TASK TO COMPLETE — Give the number of lines that include the string "Quality", nothing more.

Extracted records
· · · · ·

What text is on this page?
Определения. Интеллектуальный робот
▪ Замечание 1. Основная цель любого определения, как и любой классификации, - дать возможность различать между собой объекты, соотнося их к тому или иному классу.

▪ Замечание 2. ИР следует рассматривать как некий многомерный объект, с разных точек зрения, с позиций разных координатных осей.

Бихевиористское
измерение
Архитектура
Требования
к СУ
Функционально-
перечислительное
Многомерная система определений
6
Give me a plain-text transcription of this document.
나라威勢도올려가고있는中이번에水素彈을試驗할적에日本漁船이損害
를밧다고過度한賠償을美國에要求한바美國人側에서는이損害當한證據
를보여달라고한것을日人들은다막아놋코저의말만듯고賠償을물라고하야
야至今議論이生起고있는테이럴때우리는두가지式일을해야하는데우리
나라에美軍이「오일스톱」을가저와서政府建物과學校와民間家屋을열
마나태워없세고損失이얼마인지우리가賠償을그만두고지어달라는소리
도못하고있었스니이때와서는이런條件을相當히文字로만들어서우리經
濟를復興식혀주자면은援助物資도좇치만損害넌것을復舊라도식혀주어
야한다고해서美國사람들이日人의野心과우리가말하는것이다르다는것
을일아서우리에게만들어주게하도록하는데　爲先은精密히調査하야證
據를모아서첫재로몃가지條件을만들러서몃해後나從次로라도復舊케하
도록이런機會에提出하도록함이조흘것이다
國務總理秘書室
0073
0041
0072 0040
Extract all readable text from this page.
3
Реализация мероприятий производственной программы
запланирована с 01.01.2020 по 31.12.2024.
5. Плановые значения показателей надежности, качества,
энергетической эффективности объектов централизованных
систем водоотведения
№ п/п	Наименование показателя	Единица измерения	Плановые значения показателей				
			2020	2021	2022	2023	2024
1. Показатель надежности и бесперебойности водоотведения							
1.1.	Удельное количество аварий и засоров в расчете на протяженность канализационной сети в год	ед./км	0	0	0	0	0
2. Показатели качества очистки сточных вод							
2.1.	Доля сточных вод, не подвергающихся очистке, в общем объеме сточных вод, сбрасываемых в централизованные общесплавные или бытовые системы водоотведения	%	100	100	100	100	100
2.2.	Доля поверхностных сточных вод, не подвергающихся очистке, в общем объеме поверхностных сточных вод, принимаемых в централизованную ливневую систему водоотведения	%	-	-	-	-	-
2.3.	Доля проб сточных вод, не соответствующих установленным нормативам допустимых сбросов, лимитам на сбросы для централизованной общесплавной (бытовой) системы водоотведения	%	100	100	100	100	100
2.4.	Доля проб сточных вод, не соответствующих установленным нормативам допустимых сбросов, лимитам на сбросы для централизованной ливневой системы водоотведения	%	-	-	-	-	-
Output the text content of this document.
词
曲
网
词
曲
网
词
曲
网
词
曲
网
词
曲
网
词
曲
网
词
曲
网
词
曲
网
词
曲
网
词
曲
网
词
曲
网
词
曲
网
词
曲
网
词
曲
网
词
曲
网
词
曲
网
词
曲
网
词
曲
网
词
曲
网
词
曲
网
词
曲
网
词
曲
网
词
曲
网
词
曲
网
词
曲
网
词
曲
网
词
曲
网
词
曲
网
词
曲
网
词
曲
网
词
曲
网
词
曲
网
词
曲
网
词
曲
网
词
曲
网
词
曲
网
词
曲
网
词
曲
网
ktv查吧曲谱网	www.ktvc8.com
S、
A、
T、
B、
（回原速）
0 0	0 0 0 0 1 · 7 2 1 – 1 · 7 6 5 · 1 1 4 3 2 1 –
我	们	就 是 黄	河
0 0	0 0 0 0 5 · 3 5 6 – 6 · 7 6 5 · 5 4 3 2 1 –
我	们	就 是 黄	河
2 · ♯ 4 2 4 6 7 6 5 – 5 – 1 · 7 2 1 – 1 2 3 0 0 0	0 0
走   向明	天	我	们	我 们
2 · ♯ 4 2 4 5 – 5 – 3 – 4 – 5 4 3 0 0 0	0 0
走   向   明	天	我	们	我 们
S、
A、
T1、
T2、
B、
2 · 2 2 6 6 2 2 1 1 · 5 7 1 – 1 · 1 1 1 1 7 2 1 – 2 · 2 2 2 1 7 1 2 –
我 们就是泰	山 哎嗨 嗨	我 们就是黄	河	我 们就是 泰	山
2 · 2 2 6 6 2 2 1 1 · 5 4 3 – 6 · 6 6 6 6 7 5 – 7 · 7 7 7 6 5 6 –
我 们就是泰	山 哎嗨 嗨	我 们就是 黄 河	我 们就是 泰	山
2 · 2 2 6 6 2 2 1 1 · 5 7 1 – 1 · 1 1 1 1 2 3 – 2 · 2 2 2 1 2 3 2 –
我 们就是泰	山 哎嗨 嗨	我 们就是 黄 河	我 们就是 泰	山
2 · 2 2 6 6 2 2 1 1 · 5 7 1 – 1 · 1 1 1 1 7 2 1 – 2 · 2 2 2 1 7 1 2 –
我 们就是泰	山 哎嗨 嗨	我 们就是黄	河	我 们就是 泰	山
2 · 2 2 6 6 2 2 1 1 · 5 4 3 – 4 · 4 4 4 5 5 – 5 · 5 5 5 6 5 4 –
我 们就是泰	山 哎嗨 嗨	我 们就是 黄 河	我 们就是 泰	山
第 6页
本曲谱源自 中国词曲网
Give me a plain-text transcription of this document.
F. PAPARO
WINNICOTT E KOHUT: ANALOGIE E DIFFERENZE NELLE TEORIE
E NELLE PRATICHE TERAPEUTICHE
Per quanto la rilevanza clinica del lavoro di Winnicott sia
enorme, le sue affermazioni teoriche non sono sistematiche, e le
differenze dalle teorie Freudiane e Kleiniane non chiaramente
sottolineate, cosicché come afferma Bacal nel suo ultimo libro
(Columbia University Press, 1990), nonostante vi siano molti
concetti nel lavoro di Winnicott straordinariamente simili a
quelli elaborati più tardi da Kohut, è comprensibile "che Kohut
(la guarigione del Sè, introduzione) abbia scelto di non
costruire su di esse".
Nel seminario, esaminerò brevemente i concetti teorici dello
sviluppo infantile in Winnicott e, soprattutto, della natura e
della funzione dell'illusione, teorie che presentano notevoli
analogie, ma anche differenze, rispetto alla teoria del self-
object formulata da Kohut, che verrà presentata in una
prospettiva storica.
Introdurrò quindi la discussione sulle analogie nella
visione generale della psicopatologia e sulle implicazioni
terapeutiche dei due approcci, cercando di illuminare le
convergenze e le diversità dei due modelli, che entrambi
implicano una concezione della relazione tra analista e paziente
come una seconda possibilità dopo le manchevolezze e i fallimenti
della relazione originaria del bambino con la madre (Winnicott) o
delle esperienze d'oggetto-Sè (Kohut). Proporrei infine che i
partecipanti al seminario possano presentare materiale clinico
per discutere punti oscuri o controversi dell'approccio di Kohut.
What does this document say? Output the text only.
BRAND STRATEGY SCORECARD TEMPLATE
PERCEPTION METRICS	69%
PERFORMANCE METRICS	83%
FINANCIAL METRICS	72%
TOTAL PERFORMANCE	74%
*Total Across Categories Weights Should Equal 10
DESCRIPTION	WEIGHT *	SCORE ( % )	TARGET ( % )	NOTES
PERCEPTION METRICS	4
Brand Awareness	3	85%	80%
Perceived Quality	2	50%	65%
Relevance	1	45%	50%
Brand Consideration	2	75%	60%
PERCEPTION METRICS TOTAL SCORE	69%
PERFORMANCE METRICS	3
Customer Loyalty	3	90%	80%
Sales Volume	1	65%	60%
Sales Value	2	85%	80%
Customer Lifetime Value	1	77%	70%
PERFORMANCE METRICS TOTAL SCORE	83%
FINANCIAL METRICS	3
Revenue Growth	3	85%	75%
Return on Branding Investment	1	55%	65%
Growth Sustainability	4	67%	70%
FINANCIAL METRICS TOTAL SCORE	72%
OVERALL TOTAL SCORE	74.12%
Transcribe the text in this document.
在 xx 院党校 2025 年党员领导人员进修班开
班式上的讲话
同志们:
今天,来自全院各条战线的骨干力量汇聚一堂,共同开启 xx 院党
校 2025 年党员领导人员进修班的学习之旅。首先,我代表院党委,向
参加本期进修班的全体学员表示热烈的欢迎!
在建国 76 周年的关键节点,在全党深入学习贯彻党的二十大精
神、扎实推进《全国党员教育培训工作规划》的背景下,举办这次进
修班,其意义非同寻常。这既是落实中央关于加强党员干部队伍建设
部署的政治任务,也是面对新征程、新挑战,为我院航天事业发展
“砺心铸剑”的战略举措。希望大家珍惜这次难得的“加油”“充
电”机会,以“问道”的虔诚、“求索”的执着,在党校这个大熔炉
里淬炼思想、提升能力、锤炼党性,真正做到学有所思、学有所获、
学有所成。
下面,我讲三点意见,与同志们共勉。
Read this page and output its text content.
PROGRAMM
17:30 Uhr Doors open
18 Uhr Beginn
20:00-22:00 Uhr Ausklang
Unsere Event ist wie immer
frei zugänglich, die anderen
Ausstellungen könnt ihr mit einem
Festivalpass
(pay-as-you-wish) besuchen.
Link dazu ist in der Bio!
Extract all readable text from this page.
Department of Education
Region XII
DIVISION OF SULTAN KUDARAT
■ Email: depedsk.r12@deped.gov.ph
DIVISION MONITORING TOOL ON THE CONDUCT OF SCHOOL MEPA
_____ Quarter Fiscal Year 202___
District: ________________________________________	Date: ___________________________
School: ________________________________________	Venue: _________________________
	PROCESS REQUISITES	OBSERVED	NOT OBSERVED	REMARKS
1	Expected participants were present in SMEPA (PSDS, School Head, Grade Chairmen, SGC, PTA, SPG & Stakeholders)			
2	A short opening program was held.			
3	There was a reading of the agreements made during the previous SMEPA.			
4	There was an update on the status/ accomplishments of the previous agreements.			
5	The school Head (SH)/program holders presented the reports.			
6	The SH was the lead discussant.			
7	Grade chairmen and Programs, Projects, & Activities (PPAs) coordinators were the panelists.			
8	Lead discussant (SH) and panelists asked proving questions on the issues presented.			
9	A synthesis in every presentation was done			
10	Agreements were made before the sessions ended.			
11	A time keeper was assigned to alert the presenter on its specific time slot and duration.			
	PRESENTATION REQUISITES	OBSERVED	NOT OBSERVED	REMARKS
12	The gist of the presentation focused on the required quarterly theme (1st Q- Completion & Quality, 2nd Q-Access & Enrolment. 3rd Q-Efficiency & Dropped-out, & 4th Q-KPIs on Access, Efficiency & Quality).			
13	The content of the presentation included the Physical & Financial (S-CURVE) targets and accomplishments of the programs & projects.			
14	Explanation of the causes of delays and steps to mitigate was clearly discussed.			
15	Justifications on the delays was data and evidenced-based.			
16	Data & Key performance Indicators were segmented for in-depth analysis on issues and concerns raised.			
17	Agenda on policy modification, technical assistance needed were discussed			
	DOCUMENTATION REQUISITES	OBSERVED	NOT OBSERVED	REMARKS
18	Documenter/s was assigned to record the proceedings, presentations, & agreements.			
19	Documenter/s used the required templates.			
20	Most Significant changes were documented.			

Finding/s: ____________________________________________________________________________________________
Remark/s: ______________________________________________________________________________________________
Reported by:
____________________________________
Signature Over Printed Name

· · · · ·

FINISHED ANSWER — 2